What the exercise asks => Copy the listing below in full and skip every picture.

(Collected data entries)
-.-.-

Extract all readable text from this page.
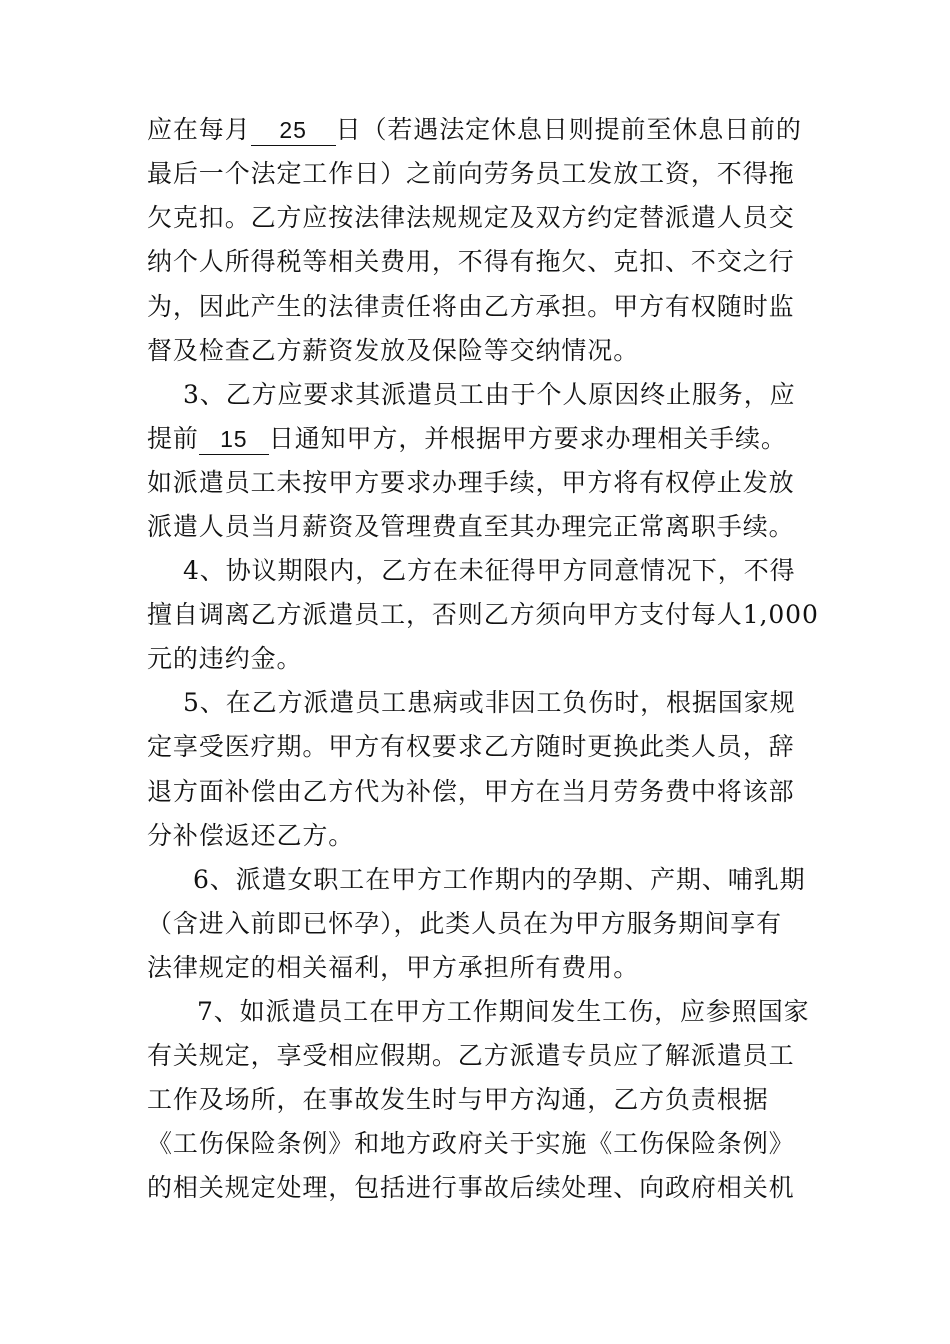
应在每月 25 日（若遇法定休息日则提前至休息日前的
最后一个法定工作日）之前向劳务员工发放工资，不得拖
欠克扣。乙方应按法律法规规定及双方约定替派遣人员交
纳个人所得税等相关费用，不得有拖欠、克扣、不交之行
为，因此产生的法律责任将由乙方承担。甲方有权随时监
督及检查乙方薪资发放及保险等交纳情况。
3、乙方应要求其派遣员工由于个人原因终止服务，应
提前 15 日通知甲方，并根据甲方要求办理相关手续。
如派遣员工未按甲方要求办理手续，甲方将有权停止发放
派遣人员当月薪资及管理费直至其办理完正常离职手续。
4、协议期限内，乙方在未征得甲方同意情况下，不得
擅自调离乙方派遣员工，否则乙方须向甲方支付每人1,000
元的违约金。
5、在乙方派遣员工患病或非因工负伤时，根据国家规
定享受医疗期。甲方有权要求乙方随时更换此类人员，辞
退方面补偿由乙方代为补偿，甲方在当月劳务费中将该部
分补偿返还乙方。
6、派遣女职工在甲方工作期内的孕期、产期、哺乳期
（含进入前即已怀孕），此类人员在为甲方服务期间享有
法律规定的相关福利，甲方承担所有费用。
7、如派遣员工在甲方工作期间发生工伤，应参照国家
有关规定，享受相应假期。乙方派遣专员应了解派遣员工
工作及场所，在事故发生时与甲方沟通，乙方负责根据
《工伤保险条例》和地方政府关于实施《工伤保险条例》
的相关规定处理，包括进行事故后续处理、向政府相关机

-.-.-

Finished task =>
Extract all readable text from this page.
应在每月 25 日（若遇法定休息日则提前至休息日前的
最后一个法定工作日）之前向劳务员工发放工资，不得拖
欠克扣。乙方应按法律法规规定及双方约定替派遣人员交
纳个人所得税等相关费用，不得有拖欠、克扣、不交之行
为，因此产生的法律责任将由乙方承担。甲方有权随时监
督及检查乙方薪资发放及保险等交纳情况。
3、乙方应要求其派遣员工由于个人原因终止服务，应
提前 15 日通知甲方，并根据甲方要求办理相关手续。
如派遣员工未按甲方要求办理手续，甲方将有权停止发放
派遣人员当月薪资及管理费直至其办理完正常离职手续。
4、协议期限内，乙方在未征得甲方同意情况下，不得
擅自调离乙方派遣员工，否则乙方须向甲方支付每人1,000
元的违约金。
5、在乙方派遣员工患病或非因工负伤时，根据国家规
定享受医疗期。甲方有权要求乙方随时更换此类人员，辞
退方面补偿由乙方代为补偿，甲方在当月劳务费中将该部
分补偿返还乙方。
6、派遣女职工在甲方工作期内的孕期、产期、哺乳期
（含进入前即已怀孕），此类人员在为甲方服务期间享有
法律规定的相关福利，甲方承担所有费用。
7、如派遣员工在甲方工作期间发生工伤，应参照国家
有关规定，享受相应假期。乙方派遣专员应了解派遣员工
工作及场所，在事故发生时与甲方沟通，乙方负责根据
《工伤保险条例》和地方政府关于实施《工伤保险条例》
的相关规定处理，包括进行事故后续处理、向政府相关机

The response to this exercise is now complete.